» Given exercise:
Below are entries. Pull out all lines containing "sample".

» Data supplied:
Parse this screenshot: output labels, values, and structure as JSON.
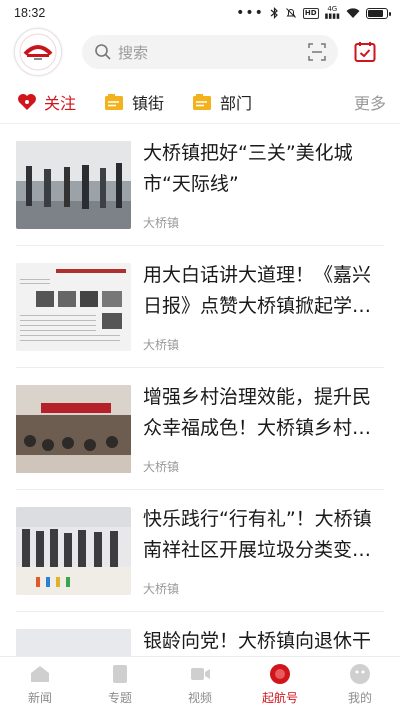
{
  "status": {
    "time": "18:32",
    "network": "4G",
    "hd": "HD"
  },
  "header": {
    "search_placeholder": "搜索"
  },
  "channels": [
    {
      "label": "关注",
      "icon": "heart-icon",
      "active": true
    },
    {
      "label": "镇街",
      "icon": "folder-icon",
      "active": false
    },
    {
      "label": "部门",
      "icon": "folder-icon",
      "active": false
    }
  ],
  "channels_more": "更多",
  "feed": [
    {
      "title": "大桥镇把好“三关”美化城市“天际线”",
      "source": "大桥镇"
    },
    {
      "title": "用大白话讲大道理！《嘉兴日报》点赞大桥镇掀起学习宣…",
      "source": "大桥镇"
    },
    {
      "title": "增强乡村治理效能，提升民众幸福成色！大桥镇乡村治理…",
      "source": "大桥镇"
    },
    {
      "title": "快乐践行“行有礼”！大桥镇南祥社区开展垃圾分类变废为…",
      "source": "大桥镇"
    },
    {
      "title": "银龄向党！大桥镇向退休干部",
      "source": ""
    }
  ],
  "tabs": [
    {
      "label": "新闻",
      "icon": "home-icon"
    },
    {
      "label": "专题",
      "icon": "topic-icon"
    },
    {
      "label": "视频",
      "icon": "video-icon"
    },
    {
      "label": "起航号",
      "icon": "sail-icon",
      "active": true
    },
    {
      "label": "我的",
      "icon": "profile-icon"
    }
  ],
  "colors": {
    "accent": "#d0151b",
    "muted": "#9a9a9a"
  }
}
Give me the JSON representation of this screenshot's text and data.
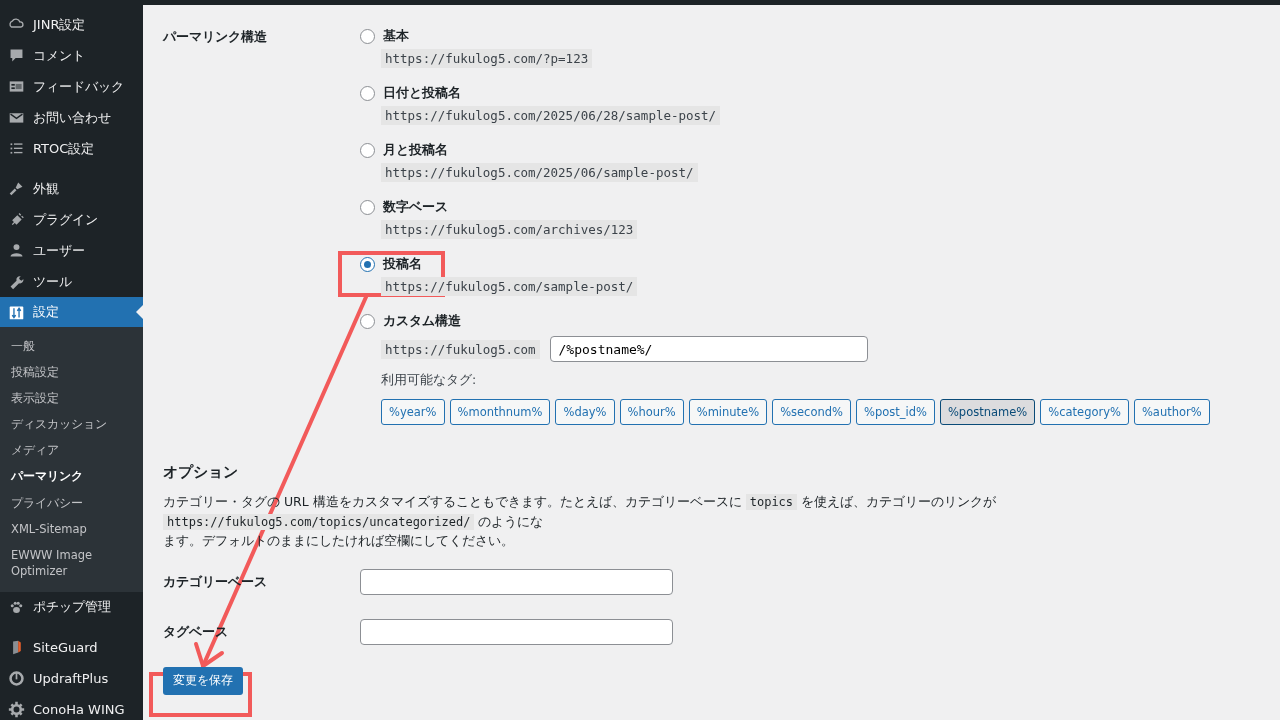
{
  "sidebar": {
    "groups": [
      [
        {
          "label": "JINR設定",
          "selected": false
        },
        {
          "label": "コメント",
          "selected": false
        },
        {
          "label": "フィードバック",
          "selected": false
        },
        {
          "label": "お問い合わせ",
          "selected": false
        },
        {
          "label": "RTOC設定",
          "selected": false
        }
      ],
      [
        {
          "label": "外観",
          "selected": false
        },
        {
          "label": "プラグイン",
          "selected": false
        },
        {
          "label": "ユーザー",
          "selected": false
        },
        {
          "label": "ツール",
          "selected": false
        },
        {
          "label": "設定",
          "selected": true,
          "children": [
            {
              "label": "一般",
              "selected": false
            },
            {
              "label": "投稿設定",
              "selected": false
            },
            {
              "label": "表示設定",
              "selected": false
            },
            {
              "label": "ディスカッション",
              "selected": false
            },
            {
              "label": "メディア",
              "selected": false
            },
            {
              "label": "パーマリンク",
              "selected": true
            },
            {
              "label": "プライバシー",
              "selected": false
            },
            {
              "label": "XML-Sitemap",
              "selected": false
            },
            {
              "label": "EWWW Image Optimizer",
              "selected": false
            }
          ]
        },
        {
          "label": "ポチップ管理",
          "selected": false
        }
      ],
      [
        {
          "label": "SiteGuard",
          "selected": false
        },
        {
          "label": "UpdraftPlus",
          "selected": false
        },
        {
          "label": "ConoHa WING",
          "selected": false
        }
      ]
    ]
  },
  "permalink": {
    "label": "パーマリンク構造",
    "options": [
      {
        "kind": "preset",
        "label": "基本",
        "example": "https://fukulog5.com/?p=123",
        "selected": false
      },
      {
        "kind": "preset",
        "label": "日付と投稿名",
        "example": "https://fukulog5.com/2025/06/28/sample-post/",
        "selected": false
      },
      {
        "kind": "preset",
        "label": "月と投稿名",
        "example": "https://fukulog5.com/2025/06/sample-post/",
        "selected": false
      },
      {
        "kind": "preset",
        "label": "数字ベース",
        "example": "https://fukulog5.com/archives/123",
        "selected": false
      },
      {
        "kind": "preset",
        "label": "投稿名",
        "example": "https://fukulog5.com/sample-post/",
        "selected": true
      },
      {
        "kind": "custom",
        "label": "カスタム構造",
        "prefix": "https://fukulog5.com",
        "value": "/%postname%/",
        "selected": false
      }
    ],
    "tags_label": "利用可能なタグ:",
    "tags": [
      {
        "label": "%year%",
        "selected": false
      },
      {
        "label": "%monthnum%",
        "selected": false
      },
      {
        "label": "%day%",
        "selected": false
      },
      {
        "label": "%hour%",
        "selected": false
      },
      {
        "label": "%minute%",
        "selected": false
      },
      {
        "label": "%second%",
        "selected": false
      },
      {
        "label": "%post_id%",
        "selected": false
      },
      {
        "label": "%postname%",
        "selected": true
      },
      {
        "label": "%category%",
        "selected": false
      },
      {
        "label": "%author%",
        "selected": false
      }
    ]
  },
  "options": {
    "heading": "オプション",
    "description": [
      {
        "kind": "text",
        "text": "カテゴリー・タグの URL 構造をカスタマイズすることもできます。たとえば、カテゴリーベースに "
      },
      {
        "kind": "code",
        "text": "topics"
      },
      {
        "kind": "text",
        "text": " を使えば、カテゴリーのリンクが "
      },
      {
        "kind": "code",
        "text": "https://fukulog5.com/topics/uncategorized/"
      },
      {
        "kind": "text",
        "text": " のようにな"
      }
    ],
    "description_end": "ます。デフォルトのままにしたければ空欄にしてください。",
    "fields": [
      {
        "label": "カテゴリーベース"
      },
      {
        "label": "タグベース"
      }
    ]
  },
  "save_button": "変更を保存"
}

» The completed task:
        "example": "https://fukulog5.com/2025/06/28/sample-post/",
        "example": "https://fukulog5.com/2025/06/sample-post/",
        "example": "https://fukulog5.com/sample-post/",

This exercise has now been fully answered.